* **Material provided**
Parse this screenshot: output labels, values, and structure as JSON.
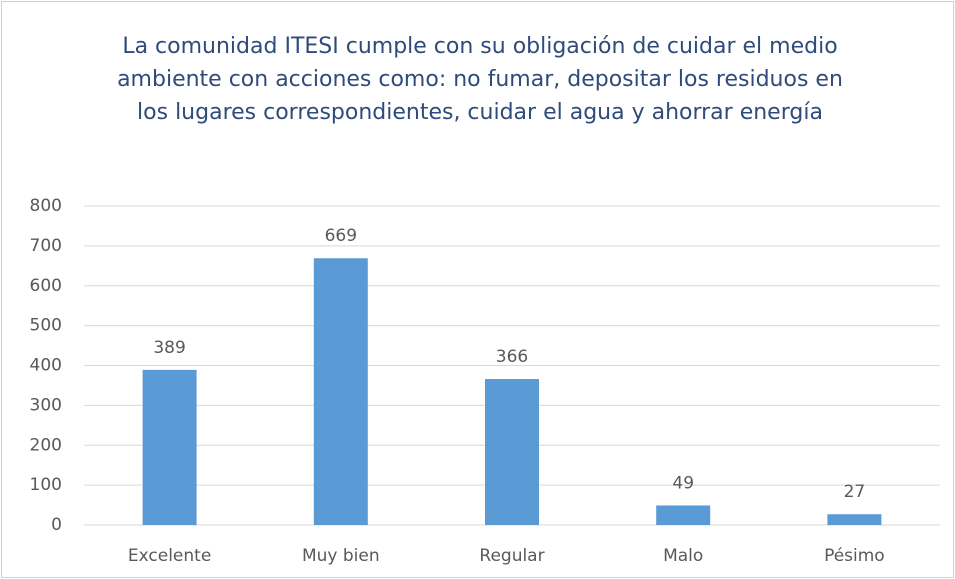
{
  "chart_data": {
    "type": "bar",
    "title": "La comunidad ITESI cumple con su obligación de cuidar el medio ambiente con acciones como: no fumar, depositar los residuos en los lugares correspondientes, cuidar el agua y ahorrar energía",
    "categories": [
      "Excelente",
      "Muy bien",
      "Regular",
      "Malo",
      "Pésimo"
    ],
    "values": [
      389,
      669,
      366,
      49,
      27
    ],
    "color": "#5b9bd5",
    "ylim": [
      0,
      800
    ],
    "yticks": [
      0,
      100,
      200,
      300,
      400,
      500,
      600,
      700,
      800
    ],
    "grid": true
  }
}
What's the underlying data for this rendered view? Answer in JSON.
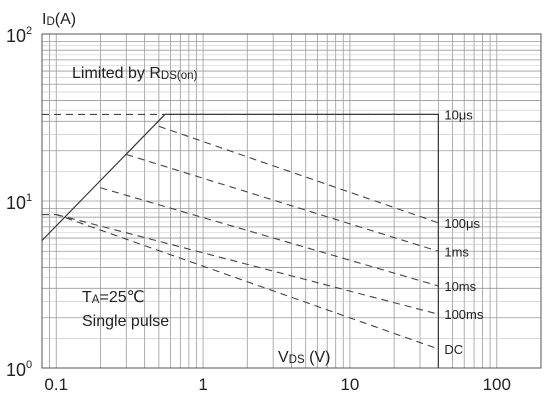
{
  "chart_data": {
    "type": "line",
    "title": "",
    "ylabel": {
      "main": "I",
      "sub": "D",
      "unit": "(A)"
    },
    "xlabel": {
      "main": "V",
      "sub": "DS",
      "unit": " (V)"
    },
    "x_scale": "log",
    "y_scale": "log",
    "xlim": [
      0.08,
      200
    ],
    "ylim": [
      1,
      100
    ],
    "x_ticks": [
      {
        "value": 0.1,
        "label": "0.1"
      },
      {
        "value": 1,
        "label": "1"
      },
      {
        "value": 10,
        "label": "10"
      },
      {
        "value": 100,
        "label": "100"
      }
    ],
    "y_ticks": [
      {
        "value": 1,
        "base": "10",
        "exp": "0"
      },
      {
        "value": 10,
        "base": "10",
        "exp": "1"
      },
      {
        "value": 100,
        "base": "10",
        "exp": "2"
      }
    ],
    "grid": true,
    "boundary": {
      "style": "solid",
      "points": [
        [
          0.08,
          5.8
        ],
        [
          0.55,
          33
        ],
        [
          40,
          33
        ],
        [
          40,
          1
        ]
      ]
    },
    "limits": [
      {
        "label": "10μs",
        "points": [
          [
            0.08,
            33
          ],
          [
            40,
            33
          ]
        ]
      },
      {
        "label": "100μs",
        "points": [
          [
            0.5,
            28
          ],
          [
            40,
            7.4
          ]
        ]
      },
      {
        "label": "1ms",
        "points": [
          [
            0.3,
            19
          ],
          [
            40,
            5
          ]
        ]
      },
      {
        "label": "10ms",
        "points": [
          [
            0.2,
            12
          ],
          [
            40,
            3.1
          ]
        ]
      },
      {
        "label": "100ms",
        "points": [
          [
            0.1,
            8.3
          ],
          [
            40,
            2.1
          ]
        ]
      },
      {
        "label": "DC",
        "points": [
          [
            0.08,
            8.3
          ],
          [
            0.1,
            8.3
          ],
          [
            40,
            1.3
          ]
        ]
      }
    ],
    "annotations": [
      {
        "lines": [
          {
            "main": "Limited by R",
            "sub": "DS(on)"
          }
        ]
      },
      {
        "lines": [
          {
            "main": "T",
            "sub": "A",
            "rest": "=25℃"
          },
          {
            "main": "Single pulse"
          }
        ]
      }
    ]
  }
}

* **What you are asked to do**
Write out the entries above word for word. Do not include the pictures.

* **Problem solution**
Parse this screenshot: output labels, values, and structure as JSON.
{
  "chart_data": {
    "type": "bar",
    "title": "La comunidad ITESI cumple con su obligación de cuidar el medio ambiente con acciones como: no fumar, depositar los residuos en los lugares correspondientes, cuidar el agua y ahorrar energía",
    "categories": [
      "Excelente",
      "Muy bien",
      "Regular",
      "Malo",
      "Pésimo"
    ],
    "values": [
      389,
      669,
      366,
      49,
      27
    ],
    "color": "#5b9bd5",
    "ylim": [
      0,
      800
    ],
    "yticks": [
      0,
      100,
      200,
      300,
      400,
      500,
      600,
      700,
      800
    ],
    "grid": true
  }
}
What's the underlying data for this rendered view? Answer in JSON.
{
  "chart_data": {
    "type": "line",
    "title": "",
    "ylabel": {
      "main": "I",
      "sub": "D",
      "unit": "(A)"
    },
    "xlabel": {
      "main": "V",
      "sub": "DS",
      "unit": " (V)"
    },
    "x_scale": "log",
    "y_scale": "log",
    "xlim": [
      0.08,
      200
    ],
    "ylim": [
      1,
      100
    ],
    "x_ticks": [
      {
        "value": 0.1,
        "label": "0.1"
      },
      {
        "value": 1,
        "label": "1"
      },
      {
        "value": 10,
        "label": "10"
      },
      {
        "value": 100,
        "label": "100"
      }
    ],
    "y_ticks": [
      {
        "value": 1,
        "base": "10",
        "exp": "0"
      },
      {
        "value": 10,
        "base": "10",
        "exp": "1"
      },
      {
        "value": 100,
        "base": "10",
        "exp": "2"
      }
    ],
    "grid": true,
    "boundary": {
      "style": "solid",
      "points": [
        [
          0.08,
          5.8
        ],
        [
          0.55,
          33
        ],
        [
          40,
          33
        ],
        [
          40,
          1
        ]
      ]
    },
    "limits": [
      {
        "label": "10μs",
        "points": [
          [
            0.08,
            33
          ],
          [
            40,
            33
          ]
        ]
      },
      {
        "label": "100μs",
        "points": [
          [
            0.5,
            28
          ],
          [
            40,
            7.4
          ]
        ]
      },
      {
        "label": "1ms",
        "points": [
          [
            0.3,
            19
          ],
          [
            40,
            5
          ]
        ]
      },
      {
        "label": "10ms",
        "points": [
          [
            0.2,
            12
          ],
          [
            40,
            3.1
          ]
        ]
      },
      {
        "label": "100ms",
        "points": [
          [
            0.1,
            8.3
          ],
          [
            40,
            2.1
          ]
        ]
      },
      {
        "label": "DC",
        "points": [
          [
            0.08,
            8.3
          ],
          [
            0.1,
            8.3
          ],
          [
            40,
            1.3
          ]
        ]
      }
    ],
    "annotations": [
      {
        "lines": [
          {
            "main": "Limited by R",
            "sub": "DS(on)"
          }
        ]
      },
      {
        "lines": [
          {
            "main": "T",
            "sub": "A",
            "rest": "=25℃"
          },
          {
            "main": "Single pulse"
          }
        ]
      }
    ]
  }
}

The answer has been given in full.